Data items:
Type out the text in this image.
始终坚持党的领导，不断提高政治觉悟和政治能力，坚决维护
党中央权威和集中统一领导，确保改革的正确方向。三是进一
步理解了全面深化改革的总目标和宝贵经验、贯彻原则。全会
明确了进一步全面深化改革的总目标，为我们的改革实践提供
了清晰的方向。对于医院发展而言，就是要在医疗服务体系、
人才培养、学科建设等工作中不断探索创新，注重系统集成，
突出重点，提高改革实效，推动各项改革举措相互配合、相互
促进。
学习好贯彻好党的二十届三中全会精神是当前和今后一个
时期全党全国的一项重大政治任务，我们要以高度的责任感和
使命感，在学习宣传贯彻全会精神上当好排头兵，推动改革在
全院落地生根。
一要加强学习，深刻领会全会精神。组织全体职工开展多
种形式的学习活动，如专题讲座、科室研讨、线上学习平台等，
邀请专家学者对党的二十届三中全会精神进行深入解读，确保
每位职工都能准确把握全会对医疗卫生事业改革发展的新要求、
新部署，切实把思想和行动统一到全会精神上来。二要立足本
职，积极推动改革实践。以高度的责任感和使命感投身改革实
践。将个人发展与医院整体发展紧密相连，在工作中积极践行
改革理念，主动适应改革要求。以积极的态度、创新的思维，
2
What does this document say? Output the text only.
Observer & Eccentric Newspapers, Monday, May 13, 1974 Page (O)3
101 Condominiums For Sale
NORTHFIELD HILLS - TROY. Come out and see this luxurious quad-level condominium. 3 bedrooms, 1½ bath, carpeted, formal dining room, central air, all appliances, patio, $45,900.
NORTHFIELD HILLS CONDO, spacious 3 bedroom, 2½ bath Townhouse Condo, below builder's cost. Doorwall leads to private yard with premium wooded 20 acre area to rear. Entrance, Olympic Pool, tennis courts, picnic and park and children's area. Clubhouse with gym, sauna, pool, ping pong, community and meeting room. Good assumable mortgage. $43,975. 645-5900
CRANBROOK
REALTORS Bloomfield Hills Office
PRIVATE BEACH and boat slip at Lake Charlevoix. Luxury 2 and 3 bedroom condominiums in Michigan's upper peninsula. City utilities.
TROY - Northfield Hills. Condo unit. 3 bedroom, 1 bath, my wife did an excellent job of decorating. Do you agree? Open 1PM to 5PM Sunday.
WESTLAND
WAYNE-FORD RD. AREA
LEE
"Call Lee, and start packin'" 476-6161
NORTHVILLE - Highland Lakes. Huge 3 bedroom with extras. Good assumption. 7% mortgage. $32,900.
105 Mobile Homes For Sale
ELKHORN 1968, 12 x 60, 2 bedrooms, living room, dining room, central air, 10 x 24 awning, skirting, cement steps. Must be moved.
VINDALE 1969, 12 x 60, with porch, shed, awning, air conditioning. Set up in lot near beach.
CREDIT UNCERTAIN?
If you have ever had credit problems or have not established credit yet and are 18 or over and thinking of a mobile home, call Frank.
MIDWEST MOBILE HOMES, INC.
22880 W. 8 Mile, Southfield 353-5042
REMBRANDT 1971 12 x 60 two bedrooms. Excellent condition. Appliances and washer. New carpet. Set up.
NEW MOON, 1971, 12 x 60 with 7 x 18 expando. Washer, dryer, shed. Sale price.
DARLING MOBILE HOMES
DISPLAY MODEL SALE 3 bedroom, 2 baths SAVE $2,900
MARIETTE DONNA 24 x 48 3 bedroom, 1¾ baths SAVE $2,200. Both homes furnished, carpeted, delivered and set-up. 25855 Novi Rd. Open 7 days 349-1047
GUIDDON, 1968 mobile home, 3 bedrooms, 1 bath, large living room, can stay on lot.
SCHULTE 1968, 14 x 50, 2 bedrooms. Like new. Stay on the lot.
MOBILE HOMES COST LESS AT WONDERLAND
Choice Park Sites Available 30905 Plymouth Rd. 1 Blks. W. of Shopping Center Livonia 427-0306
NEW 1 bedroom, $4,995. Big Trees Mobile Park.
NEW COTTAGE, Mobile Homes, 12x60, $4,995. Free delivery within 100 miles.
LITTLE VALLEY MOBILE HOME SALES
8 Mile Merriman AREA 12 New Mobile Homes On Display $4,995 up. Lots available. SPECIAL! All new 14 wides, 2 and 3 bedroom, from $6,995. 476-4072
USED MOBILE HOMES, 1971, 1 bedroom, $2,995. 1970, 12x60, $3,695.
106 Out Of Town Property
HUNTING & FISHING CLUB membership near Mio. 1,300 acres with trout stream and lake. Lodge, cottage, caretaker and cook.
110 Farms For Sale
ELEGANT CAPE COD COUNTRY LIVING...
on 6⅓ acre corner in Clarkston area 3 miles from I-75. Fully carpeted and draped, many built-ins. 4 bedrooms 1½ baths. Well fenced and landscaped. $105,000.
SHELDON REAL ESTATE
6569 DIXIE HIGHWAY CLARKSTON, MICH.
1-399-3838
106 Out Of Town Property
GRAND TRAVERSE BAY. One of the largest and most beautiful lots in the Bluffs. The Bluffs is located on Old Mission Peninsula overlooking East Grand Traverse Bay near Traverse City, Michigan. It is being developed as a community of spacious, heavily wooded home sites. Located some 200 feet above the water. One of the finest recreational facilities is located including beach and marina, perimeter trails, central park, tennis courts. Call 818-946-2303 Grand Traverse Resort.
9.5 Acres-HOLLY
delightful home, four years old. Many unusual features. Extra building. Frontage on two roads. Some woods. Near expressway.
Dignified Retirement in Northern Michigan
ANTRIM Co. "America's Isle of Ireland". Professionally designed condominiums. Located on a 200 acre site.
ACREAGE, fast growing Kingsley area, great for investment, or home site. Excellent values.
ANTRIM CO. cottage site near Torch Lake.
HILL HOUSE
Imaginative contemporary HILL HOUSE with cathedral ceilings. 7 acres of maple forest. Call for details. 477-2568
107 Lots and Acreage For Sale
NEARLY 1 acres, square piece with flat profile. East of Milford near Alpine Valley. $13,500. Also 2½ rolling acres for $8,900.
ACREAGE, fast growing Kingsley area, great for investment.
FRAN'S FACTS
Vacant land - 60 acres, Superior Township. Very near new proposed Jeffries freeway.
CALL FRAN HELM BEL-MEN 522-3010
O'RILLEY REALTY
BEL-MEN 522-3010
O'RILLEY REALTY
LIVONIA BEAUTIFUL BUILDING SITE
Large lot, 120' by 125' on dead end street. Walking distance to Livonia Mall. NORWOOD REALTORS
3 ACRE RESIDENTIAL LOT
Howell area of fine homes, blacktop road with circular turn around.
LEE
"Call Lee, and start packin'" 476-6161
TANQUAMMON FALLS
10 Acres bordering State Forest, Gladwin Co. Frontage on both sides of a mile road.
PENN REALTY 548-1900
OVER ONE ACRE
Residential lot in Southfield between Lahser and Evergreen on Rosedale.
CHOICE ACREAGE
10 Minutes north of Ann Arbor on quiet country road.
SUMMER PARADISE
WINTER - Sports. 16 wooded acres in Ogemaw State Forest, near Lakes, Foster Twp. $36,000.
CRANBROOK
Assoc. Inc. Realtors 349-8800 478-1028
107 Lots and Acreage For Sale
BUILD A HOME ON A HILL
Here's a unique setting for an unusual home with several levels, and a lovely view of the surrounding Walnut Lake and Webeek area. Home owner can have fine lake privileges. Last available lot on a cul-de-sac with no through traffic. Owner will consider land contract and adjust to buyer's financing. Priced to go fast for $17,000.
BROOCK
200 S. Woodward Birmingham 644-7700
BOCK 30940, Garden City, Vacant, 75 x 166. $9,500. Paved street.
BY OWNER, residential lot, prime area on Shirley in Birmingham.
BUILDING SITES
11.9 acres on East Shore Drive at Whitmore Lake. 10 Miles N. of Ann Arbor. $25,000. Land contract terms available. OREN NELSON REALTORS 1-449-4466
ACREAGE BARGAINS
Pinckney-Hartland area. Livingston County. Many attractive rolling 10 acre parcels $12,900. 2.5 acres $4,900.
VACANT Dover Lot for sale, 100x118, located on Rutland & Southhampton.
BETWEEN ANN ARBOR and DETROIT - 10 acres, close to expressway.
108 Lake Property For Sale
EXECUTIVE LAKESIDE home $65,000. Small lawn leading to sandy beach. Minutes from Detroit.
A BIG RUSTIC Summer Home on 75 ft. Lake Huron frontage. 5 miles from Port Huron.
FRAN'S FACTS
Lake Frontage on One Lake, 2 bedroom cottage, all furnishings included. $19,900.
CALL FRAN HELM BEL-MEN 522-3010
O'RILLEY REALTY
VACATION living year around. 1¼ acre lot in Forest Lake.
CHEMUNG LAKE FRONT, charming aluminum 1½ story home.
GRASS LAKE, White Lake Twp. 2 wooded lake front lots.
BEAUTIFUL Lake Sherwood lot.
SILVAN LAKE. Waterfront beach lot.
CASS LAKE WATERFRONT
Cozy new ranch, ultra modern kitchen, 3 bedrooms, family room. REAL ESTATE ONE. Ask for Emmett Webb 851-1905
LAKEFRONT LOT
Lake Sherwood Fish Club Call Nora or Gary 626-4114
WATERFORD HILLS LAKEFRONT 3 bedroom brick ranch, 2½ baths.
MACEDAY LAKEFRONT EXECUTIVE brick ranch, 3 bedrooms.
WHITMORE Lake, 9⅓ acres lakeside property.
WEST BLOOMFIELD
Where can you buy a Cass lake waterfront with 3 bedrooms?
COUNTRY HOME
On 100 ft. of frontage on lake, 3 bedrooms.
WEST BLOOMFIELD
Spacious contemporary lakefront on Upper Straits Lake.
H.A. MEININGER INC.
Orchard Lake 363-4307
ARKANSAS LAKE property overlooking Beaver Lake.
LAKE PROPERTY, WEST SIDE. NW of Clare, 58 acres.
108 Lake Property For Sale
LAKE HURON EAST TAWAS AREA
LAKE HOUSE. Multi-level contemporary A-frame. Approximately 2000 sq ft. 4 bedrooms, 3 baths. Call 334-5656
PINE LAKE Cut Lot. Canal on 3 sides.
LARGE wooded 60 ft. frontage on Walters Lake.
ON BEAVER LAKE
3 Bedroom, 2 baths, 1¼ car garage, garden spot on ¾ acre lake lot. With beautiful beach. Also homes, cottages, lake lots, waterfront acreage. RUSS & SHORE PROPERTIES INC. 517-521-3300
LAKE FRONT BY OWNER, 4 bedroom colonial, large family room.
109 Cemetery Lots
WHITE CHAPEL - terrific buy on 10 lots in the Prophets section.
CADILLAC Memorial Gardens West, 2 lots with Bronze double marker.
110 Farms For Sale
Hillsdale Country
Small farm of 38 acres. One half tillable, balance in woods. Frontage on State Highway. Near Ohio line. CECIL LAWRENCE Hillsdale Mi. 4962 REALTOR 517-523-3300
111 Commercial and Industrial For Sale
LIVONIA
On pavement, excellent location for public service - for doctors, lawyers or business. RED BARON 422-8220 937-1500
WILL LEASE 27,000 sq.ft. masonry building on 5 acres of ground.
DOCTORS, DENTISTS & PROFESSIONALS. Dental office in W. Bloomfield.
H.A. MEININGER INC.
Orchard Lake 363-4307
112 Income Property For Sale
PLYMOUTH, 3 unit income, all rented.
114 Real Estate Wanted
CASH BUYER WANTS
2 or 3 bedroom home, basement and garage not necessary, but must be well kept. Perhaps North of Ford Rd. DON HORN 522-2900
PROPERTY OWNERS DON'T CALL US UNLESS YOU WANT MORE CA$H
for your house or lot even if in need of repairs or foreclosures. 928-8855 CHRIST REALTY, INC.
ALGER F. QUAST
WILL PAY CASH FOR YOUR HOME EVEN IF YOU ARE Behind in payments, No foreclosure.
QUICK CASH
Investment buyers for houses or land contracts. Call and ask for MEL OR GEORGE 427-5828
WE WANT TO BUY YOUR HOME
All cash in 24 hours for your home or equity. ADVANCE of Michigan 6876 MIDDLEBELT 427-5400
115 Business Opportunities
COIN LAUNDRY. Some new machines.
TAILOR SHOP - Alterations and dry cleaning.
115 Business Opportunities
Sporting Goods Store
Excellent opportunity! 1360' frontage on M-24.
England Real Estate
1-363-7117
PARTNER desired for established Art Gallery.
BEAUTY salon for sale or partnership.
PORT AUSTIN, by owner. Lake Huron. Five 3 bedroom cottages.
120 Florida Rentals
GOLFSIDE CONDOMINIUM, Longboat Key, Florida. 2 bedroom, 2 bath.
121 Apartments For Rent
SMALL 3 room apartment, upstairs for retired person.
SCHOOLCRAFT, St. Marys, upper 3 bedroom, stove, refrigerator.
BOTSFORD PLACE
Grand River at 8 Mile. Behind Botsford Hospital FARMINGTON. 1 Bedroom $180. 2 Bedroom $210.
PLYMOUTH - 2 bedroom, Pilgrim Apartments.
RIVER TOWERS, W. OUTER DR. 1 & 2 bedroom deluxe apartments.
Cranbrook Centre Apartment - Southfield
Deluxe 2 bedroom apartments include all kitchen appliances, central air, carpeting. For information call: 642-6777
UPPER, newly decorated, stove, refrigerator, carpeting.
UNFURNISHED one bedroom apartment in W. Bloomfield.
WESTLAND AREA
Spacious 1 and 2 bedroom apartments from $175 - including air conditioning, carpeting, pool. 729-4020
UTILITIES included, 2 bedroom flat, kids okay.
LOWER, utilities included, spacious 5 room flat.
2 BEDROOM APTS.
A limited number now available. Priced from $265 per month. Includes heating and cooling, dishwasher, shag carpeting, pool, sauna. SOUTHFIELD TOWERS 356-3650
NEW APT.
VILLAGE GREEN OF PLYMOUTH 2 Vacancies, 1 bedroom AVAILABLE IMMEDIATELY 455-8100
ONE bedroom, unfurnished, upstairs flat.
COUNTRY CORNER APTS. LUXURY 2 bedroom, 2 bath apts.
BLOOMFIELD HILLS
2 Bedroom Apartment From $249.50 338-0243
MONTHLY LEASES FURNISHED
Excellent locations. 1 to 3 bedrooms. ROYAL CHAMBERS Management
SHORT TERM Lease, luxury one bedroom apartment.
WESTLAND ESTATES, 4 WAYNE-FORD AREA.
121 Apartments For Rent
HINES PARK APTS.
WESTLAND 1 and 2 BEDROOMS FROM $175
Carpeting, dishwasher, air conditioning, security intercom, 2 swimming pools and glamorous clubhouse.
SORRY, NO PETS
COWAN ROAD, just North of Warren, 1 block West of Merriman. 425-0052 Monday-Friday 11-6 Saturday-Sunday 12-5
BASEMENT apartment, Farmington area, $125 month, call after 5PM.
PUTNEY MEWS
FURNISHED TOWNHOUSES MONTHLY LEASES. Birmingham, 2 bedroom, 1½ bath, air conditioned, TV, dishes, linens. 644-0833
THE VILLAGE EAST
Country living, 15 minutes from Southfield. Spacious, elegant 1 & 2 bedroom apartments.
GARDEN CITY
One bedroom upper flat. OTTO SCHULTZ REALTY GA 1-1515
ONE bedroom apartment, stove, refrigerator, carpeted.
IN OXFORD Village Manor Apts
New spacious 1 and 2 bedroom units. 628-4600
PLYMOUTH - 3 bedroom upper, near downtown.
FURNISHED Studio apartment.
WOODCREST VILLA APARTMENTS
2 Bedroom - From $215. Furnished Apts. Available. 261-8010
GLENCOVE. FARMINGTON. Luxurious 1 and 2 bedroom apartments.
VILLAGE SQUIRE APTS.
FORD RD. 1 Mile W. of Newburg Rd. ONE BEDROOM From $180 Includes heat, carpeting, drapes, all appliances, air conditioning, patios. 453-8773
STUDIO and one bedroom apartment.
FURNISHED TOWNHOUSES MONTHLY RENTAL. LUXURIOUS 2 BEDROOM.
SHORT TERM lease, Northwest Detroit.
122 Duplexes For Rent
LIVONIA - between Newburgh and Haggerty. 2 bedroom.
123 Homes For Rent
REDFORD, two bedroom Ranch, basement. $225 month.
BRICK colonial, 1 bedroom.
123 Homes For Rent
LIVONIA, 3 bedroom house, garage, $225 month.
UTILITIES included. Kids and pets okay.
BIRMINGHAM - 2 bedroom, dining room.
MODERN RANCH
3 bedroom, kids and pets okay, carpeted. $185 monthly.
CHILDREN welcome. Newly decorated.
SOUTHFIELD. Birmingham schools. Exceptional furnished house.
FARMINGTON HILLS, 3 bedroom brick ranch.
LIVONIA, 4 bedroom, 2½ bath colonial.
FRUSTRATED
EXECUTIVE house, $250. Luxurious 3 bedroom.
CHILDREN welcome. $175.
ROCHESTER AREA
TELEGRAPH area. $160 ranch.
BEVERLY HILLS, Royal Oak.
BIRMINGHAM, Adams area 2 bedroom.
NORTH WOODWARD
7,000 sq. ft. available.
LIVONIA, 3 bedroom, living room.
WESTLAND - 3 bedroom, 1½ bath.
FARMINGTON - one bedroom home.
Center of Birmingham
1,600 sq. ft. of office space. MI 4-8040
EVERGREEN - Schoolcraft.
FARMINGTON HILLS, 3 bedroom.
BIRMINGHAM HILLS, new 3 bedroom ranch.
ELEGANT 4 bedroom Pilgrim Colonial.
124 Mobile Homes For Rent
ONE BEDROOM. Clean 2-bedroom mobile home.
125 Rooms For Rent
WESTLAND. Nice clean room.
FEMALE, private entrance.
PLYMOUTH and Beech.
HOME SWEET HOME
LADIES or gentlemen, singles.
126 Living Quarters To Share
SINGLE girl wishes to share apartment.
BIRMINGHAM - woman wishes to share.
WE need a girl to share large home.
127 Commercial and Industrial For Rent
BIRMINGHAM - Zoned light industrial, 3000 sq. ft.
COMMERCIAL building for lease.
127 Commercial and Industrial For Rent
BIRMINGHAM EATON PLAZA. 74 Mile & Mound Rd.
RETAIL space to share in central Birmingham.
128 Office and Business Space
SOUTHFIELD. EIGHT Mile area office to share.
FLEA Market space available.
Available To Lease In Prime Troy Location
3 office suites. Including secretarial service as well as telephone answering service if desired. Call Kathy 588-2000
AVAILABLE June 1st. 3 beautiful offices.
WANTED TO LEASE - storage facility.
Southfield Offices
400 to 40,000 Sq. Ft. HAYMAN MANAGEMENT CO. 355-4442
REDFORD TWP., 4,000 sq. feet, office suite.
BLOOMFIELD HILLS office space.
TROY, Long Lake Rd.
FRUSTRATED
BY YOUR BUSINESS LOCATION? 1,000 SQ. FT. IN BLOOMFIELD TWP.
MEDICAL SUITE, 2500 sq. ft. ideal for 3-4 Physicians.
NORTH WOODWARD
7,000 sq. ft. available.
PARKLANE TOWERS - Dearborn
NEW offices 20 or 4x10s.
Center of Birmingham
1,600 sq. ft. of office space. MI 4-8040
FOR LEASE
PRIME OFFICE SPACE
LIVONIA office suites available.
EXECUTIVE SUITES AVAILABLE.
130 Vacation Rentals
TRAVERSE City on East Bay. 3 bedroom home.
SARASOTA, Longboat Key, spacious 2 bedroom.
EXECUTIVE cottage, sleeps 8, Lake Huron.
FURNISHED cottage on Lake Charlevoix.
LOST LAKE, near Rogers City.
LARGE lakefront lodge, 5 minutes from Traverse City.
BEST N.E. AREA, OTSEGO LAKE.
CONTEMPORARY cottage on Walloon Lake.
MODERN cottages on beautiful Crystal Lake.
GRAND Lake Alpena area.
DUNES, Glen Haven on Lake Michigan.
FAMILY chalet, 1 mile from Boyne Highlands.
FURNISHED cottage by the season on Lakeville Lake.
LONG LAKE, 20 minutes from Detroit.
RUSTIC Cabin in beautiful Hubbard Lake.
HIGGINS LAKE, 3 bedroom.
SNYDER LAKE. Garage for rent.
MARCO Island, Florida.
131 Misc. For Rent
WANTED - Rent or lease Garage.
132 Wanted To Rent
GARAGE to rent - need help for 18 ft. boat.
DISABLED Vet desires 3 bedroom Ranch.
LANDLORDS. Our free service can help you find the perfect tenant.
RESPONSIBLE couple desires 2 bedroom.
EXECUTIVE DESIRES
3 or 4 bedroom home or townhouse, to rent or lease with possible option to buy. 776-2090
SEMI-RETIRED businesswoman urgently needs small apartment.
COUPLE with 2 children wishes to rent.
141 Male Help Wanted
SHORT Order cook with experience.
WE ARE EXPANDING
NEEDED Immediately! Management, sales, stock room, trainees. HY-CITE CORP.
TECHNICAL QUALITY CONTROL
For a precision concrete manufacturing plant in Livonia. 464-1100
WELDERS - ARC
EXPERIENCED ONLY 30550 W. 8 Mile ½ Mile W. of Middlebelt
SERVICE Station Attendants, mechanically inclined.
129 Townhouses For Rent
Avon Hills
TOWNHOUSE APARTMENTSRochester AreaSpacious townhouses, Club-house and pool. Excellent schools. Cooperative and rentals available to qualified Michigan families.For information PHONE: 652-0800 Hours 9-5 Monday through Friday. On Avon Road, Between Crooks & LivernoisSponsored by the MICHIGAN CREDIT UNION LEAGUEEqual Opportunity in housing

DIRECTION: Copy each line of the entries that includes the word "Sherwood".

EXERCISE OUTPUT:
BEAUTIFUL Lake Sherwood lot.
Lake Sherwood Fish Club Call Nora or Gary 626-4114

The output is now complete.